* Aim
Narrow the data below down to the lines containing "this".

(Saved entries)

__________

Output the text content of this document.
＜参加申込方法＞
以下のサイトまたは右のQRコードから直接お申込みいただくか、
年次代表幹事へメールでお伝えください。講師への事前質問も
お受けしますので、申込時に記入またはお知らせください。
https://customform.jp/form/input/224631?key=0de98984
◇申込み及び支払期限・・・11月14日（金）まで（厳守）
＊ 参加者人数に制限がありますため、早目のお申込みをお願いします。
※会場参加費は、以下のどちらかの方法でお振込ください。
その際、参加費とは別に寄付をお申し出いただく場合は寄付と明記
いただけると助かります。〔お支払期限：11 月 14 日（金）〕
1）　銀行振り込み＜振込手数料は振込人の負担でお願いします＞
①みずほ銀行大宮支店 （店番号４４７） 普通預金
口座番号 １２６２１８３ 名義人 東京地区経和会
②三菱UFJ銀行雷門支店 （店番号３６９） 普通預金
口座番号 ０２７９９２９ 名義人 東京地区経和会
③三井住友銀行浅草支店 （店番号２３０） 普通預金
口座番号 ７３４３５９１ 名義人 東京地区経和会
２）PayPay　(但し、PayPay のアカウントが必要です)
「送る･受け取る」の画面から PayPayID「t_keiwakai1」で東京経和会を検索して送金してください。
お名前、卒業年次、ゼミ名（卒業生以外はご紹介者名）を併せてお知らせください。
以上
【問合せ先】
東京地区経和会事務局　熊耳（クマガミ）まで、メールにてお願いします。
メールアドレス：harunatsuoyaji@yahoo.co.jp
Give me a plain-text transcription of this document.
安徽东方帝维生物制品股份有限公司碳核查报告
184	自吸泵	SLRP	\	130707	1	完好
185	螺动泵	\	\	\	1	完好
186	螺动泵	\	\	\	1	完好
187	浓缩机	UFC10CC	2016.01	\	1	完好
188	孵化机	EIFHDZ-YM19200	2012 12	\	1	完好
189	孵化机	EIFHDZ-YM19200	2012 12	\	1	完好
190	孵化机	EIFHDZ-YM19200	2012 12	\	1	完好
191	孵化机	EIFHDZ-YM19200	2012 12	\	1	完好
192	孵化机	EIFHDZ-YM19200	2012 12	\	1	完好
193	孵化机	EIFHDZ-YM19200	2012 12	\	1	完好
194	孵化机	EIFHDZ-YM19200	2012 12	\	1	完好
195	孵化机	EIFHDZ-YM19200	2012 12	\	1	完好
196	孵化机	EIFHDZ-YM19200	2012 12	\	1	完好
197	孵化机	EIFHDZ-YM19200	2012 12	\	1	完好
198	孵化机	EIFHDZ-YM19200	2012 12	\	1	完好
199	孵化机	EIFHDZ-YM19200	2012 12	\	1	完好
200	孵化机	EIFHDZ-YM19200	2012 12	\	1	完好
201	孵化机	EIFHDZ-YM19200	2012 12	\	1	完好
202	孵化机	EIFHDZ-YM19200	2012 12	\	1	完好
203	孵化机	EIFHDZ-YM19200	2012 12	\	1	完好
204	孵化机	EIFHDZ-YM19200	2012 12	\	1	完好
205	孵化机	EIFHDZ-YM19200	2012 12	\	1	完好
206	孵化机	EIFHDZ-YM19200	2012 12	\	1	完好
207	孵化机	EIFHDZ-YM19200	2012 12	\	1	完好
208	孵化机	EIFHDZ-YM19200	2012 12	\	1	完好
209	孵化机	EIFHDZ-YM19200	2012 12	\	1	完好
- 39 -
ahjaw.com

__________

* Full output
Output the text content of this document.
Give me a plain-text transcription of this document.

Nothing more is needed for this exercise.